> _What is needed_
Give the data a second time, exactly and in full.

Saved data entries

[Start]

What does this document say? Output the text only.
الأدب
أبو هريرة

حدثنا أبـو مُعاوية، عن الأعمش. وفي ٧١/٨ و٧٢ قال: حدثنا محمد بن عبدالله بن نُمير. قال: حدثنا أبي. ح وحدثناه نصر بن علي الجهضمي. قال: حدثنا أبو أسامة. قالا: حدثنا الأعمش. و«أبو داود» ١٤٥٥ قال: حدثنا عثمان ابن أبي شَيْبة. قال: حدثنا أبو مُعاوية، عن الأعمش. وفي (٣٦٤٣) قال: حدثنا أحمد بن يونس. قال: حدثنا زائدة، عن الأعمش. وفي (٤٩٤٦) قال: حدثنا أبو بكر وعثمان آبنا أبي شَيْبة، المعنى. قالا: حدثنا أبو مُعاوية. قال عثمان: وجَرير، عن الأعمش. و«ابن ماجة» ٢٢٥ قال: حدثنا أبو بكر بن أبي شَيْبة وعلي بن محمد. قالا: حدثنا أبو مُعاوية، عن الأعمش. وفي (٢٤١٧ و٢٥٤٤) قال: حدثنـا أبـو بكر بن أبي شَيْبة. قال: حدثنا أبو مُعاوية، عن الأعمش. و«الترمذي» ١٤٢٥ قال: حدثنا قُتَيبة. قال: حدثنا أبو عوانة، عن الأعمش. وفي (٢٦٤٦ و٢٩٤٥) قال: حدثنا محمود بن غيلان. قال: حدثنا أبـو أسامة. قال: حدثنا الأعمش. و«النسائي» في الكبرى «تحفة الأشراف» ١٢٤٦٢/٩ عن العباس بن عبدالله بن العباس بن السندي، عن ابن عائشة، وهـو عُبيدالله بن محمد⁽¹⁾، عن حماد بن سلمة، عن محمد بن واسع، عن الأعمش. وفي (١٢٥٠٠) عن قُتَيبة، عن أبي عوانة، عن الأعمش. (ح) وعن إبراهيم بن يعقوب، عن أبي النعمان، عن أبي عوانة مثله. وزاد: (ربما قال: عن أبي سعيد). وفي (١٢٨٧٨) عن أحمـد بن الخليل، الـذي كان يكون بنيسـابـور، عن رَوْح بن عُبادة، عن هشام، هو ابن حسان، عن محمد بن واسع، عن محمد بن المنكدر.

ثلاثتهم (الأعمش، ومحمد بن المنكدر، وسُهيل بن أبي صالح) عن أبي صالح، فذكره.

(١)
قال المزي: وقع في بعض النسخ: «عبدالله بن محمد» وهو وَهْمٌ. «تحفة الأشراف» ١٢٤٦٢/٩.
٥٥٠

[End]

> _Answer_
What does this document say? Output the text only.
الأدب
أبو هريرة

حدثنا أبـو مُعاوية، عن الأعمش. وفي ٧١/٨ و٧٢ قال: حدثنا محمد بن عبدالله بن نُمير. قال: حدثنا أبي. ح وحدثناه نصر بن علي الجهضمي. قال: حدثنا أبو أسامة. قالا: حدثنا الأعمش. و«أبو داود» ١٤٥٥ قال: حدثنا عثمان ابن أبي شَيْبة. قال: حدثنا أبو مُعاوية، عن الأعمش. وفي (٣٦٤٣) قال: حدثنا أحمد بن يونس. قال: حدثنا زائدة، عن الأعمش. وفي (٤٩٤٦) قال: حدثنا أبو بكر وعثمان آبنا أبي شَيْبة، المعنى. قالا: حدثنا أبو مُعاوية. قال عثمان: وجَرير، عن الأعمش. و«ابن ماجة» ٢٢٥ قال: حدثنا أبو بكر بن أبي شَيْبة وعلي بن محمد. قالا: حدثنا أبو مُعاوية، عن الأعمش. وفي (٢٤١٧ و٢٥٤٤) قال: حدثنـا أبـو بكر بن أبي شَيْبة. قال: حدثنا أبو مُعاوية، عن الأعمش. و«الترمذي» ١٤٢٥ قال: حدثنا قُتَيبة. قال: حدثنا أبو عوانة، عن الأعمش. وفي (٢٦٤٦ و٢٩٤٥) قال: حدثنا محمود بن غيلان. قال: حدثنا أبـو أسامة. قال: حدثنا الأعمش. و«النسائي» في الكبرى «تحفة الأشراف» ١٢٤٦٢/٩ عن العباس بن عبدالله بن العباس بن السندي، عن ابن عائشة، وهـو عُبيدالله بن محمد⁽¹⁾، عن حماد بن سلمة، عن محمد بن واسع، عن الأعمش. وفي (١٢٥٠٠) عن قُتَيبة، عن أبي عوانة، عن الأعمش. (ح) وعن إبراهيم بن يعقوب، عن أبي النعمان، عن أبي عوانة مثله. وزاد: (ربما قال: عن أبي سعيد). وفي (١٢٨٧٨) عن أحمـد بن الخليل، الـذي كان يكون بنيسـابـور، عن رَوْح بن عُبادة، عن هشام، هو ابن حسان، عن محمد بن واسع، عن محمد بن المنكدر.

ثلاثتهم (الأعمش، ومحمد بن المنكدر، وسُهيل بن أبي صالح) عن أبي صالح، فذكره.

(١)
قال المزي: وقع في بعض النسخ: «عبدالله بن محمد» وهو وَهْمٌ. «تحفة الأشراف» ١٢٤٦٢/٩.
٥٥٠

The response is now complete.